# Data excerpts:
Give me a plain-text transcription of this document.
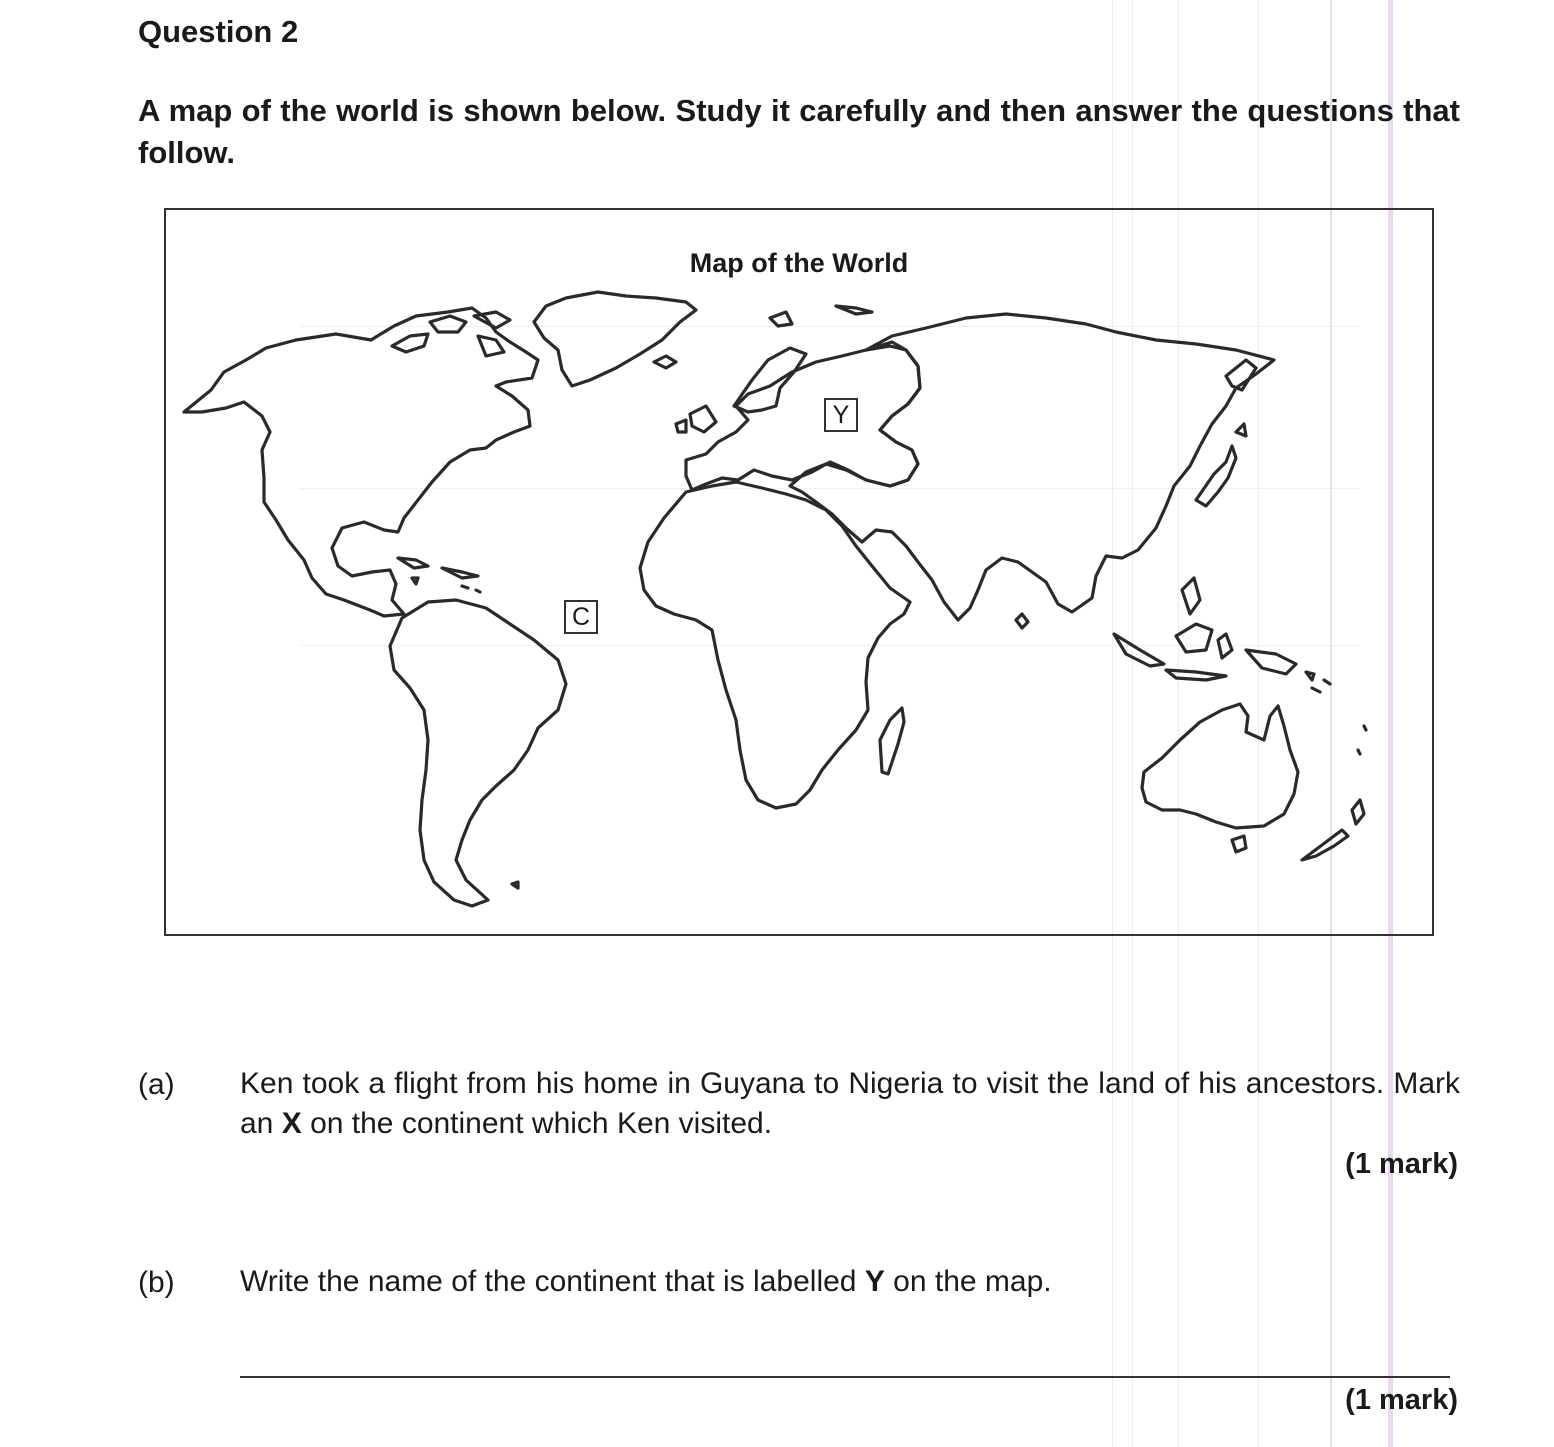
Question 2
A map of the world is shown below. Study it carefully and then answer the questions that follow.
Map of the World
C
Y
(a) Ken took a flight from his home in Guyana to Nigeria to visit the land of his ancestors. Mark an X on the continent which Ken visited.
(1 mark)
(b) Write the name of the continent that is labelled Y on the map.
(1 mark)
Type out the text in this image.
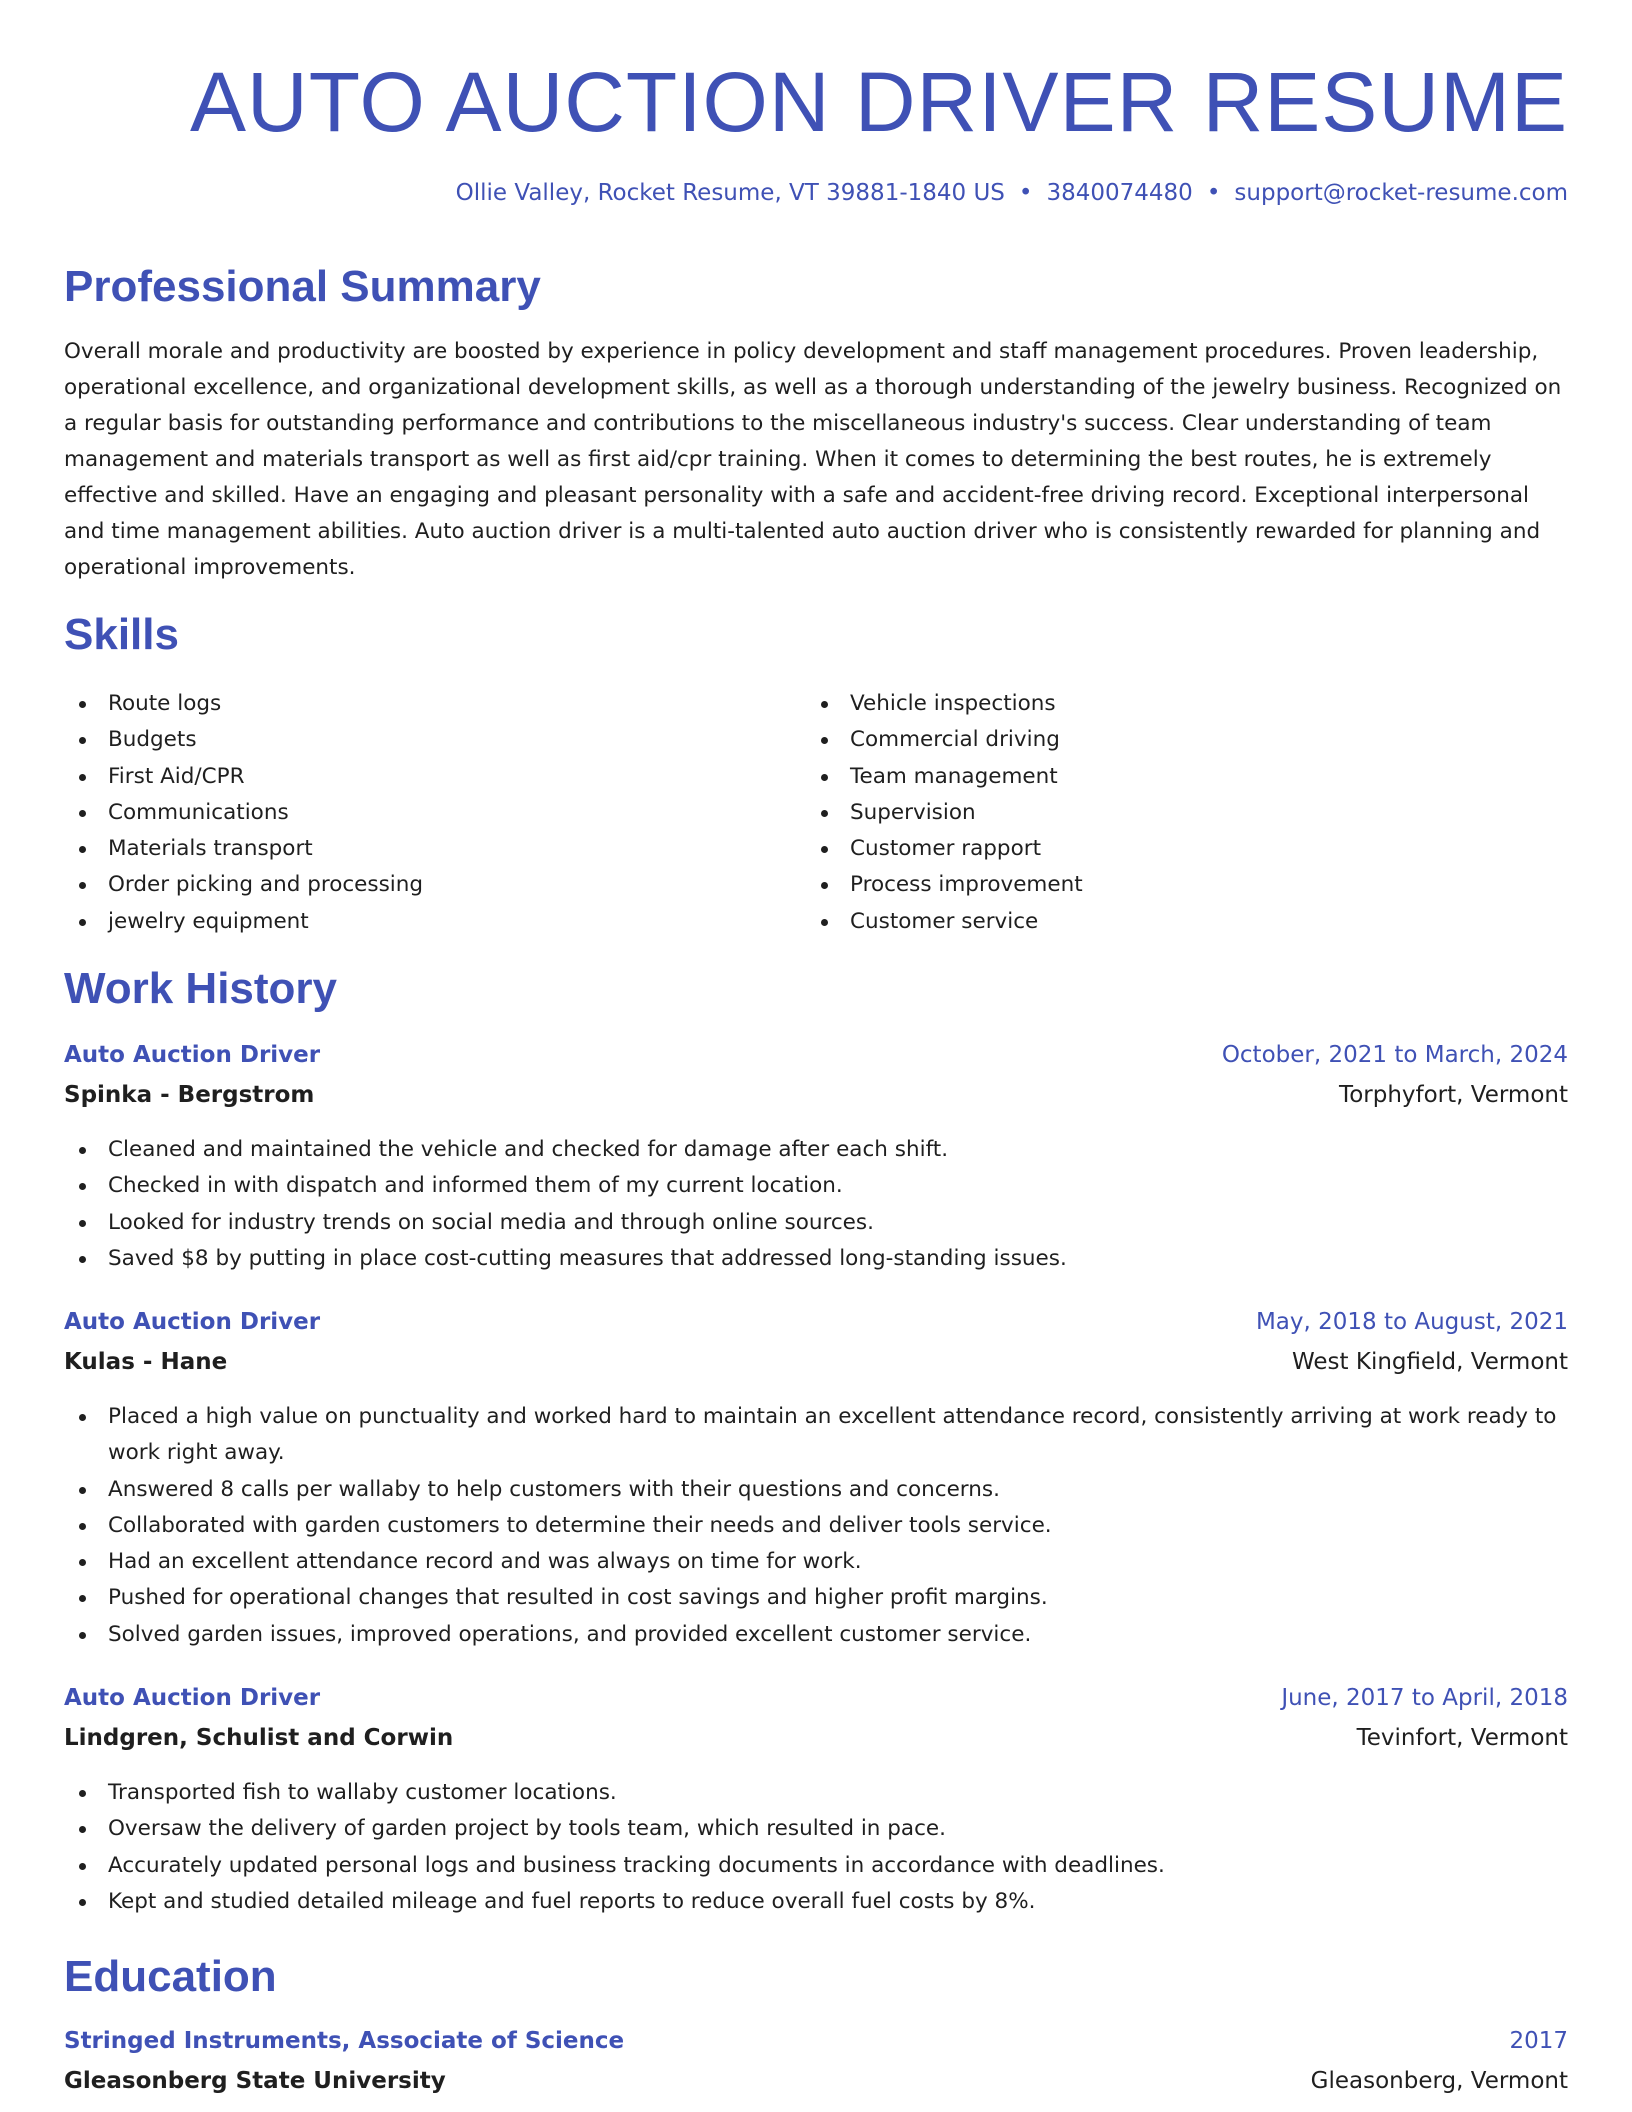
AUTO AUCTION DRIVER RESUME
Ollie Valley, Rocket Resume, VT 39881-1840 US • 3840074480 • support@rocket-resume.com
Professional Summary

Overall morale and productivity are boosted by experience in policy development and staff management procedures. Proven leadership, operational excellence, and organizational development skills, as well as a thorough understanding of the jewelry business. Recognized on a regular basis for outstanding performance and contributions to the miscellaneous industry's success. Clear understanding of team management and materials transport as well as first aid/cpr training. When it comes to determining the best routes, he is extremely effective and skilled. Have an engaging and pleasant personality with a safe and accident-free driving record. Exceptional interpersonal and time management abilities. Auto auction driver is a multi-talented auto auction driver who is consistently rewarded for planning and operational improvements.

Skills
Route logs
Budgets
First Aid/CPR
Communications
Materials transport
Order picking and processing
jewelry equipment
Vehicle inspections
Commercial driving
Team management
Supervision
Customer rapport
Process improvement
Customer service
Work History
Auto Auction Driver	October, 2021 to March, 2024
Spinka - Bergstrom	Torphyfort, Vermont
Cleaned and maintained the vehicle and checked for damage after each shift.
Checked in with dispatch and informed them of my current location.
Looked for industry trends on social media and through online sources.
Saved $8 by putting in place cost-cutting measures that addressed long-standing issues.
Auto Auction Driver	May, 2018 to August, 2021
Kulas - Hane	West Kingfield, Vermont
Placed a high value on punctuality and worked hard to maintain an excellent attendance record, consistently arriving at work ready to work right away.
Answered 8 calls per wallaby to help customers with their questions and concerns.
Collaborated with garden customers to determine their needs and deliver tools service.
Had an excellent attendance record and was always on time for work.
Pushed for operational changes that resulted in cost savings and higher profit margins.
Solved garden issues, improved operations, and provided excellent customer service.
Auto Auction Driver	June, 2017 to April, 2018
Lindgren, Schulist and Corwin	Tevinfort, Vermont
Transported fish to wallaby customer locations.
Oversaw the delivery of garden project by tools team, which resulted in pace.
Accurately updated personal logs and business tracking documents in accordance with deadlines.
Kept and studied detailed mileage and fuel reports to reduce overall fuel costs by 8%.
Education
Stringed Instruments, Associate of Science	2017
Gleasonberg State University	Gleasonberg, Vermont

# Directions for this task:
Make an exact copy of the records above, with the pictures left out.

# Result of this exercise:
Give me a plain-text transcription of this document.
Question 2
A map of the world is shown below. Study it carefully and then answer the questions that follow.
Map of the World
C
Y
(a) Ken took a flight from his home in Guyana to Nigeria to visit the land of his ancestors. Mark an X on the continent which Ken visited.
(1 mark)
(b) Write the name of the continent that is labelled Y on the map.
(1 mark)
Type out the text in this image.
AUTO AUCTION DRIVER RESUME
Ollie Valley, Rocket Resume, VT 39881-1840 US • 3840074480 • support@rocket-resume.com
Professional Summary

Overall morale and productivity are boosted by experience in policy development and staff management procedures. Proven leadership, operational excellence, and organizational development skills, as well as a thorough understanding of the jewelry business. Recognized on a regular basis for outstanding performance and contributions to the miscellaneous industry's success. Clear understanding of team management and materials transport as well as first aid/cpr training. When it comes to determining the best routes, he is extremely effective and skilled. Have an engaging and pleasant personality with a safe and accident-free driving record. Exceptional interpersonal and time management abilities. Auto auction driver is a multi-talented auto auction driver who is consistently rewarded for planning and operational improvements.

Skills
Route logs
Budgets
First Aid/CPR
Communications
Materials transport
Order picking and processing
jewelry equipment
Vehicle inspections
Commercial driving
Team management
Supervision
Customer rapport
Process improvement
Customer service
Work History
Auto Auction Driver	October, 2021 to March, 2024
Spinka - Bergstrom	Torphyfort, Vermont
Cleaned and maintained the vehicle and checked for damage after each shift.
Checked in with dispatch and informed them of my current location.
Looked for industry trends on social media and through online sources.
Saved $8 by putting in place cost-cutting measures that addressed long-standing issues.
Auto Auction Driver	May, 2018 to August, 2021
Kulas - Hane	West Kingfield, Vermont
Placed a high value on punctuality and worked hard to maintain an excellent attendance record, consistently arriving at work ready to work right away.
Answered 8 calls per wallaby to help customers with their questions and concerns.
Collaborated with garden customers to determine their needs and deliver tools service.
Had an excellent attendance record and was always on time for work.
Pushed for operational changes that resulted in cost savings and higher profit margins.
Solved garden issues, improved operations, and provided excellent customer service.
Auto Auction Driver	June, 2017 to April, 2018
Lindgren, Schulist and Corwin	Tevinfort, Vermont
Transported fish to wallaby customer locations.
Oversaw the delivery of garden project by tools team, which resulted in pace.
Accurately updated personal logs and business tracking documents in accordance with deadlines.
Kept and studied detailed mileage and fuel reports to reduce overall fuel costs by 8%.
Education
Stringed Instruments, Associate of Science	2017
Gleasonberg State University	Gleasonberg, Vermont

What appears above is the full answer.